▶ [Exercise instructions]
Restate all of the data exactly.

___ Supplied data

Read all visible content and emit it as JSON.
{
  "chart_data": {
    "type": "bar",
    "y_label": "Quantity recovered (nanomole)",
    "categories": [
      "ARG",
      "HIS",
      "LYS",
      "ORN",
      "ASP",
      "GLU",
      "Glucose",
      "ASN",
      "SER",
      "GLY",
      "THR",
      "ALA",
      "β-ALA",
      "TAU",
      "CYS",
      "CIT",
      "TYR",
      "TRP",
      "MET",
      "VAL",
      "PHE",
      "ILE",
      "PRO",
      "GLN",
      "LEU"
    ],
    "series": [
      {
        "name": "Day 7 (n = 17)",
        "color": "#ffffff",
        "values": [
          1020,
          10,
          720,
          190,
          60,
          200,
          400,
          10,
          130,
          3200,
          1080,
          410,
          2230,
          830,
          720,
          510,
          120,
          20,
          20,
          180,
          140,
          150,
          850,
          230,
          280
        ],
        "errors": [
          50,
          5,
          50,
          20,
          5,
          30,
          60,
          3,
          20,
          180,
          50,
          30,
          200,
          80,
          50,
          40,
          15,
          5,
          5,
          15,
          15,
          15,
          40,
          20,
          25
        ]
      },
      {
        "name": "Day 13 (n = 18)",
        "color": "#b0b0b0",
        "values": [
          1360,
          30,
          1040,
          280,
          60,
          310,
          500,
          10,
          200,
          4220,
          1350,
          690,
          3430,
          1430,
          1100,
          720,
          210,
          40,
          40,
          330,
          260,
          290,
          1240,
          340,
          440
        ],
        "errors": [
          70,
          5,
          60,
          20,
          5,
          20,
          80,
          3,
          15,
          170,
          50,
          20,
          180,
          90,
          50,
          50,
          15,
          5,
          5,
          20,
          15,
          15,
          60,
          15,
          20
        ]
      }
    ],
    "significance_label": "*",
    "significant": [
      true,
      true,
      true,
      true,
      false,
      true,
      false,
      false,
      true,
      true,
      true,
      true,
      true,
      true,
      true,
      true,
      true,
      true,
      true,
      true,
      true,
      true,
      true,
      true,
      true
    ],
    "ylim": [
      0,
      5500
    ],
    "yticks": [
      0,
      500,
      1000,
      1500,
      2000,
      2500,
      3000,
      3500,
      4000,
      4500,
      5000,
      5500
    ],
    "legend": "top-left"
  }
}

______

▶ [Task result]
Read all visible content and emit it as JSON.
{
  "chart_data": {
    "type": "bar",
    "y_label": "Quantity recovered (nanomole)",
    "categories": [
      "ARG",
      "HIS",
      "LYS",
      "ORN",
      "ASP",
      "GLU",
      "Glucose",
      "ASN",
      "SER",
      "GLY",
      "THR",
      "ALA",
      "β-ALA",
      "TAU",
      "CYS",
      "CIT",
      "TYR",
      "TRP",
      "MET",
      "VAL",
      "PHE",
      "ILE",
      "PRO",
      "GLN",
      "LEU"
    ],
    "series": [
      {
        "name": "Day 7 (n = 17)",
        "color": "#ffffff",
        "values": [
          1020,
          10,
          720,
          190,
          60,
          200,
          400,
          10,
          130,
          3200,
          1080,
          410,
          2230,
          830,
          720,
          510,
          120,
          20,
          20,
          180,
          140,
          150,
          850,
          230,
          280
        ],
        "errors": [
          50,
          5,
          50,
          20,
          5,
          30,
          60,
          3,
          20,
          180,
          50,
          30,
          200,
          80,
          50,
          40,
          15,
          5,
          5,
          15,
          15,
          15,
          40,
          20,
          25
        ]
      },
      {
        "name": "Day 13 (n = 18)",
        "color": "#b0b0b0",
        "values": [
          1360,
          30,
          1040,
          280,
          60,
          310,
          500,
          10,
          200,
          4220,
          1350,
          690,
          3430,
          1430,
          1100,
          720,
          210,
          40,
          40,
          330,
          260,
          290,
          1240,
          340,
          440
        ],
        "errors": [
          70,
          5,
          60,
          20,
          5,
          20,
          80,
          3,
          15,
          170,
          50,
          20,
          180,
          90,
          50,
          50,
          15,
          5,
          5,
          20,
          15,
          15,
          60,
          15,
          20
        ]
      }
    ],
    "significance_label": "*",
    "significant": [
      true,
      true,
      true,
      true,
      false,
      true,
      false,
      false,
      true,
      true,
      true,
      true,
      true,
      true,
      true,
      true,
      true,
      true,
      true,
      true,
      true,
      true,
      true,
      true,
      true
    ],
    "ylim": [
      0,
      5500
    ],
    "yticks": [
      0,
      500,
      1000,
      1500,
      2000,
      2500,
      3000,
      3500,
      4000,
      4500,
      5000,
      5500
    ],
    "legend": "top-left"
  }
}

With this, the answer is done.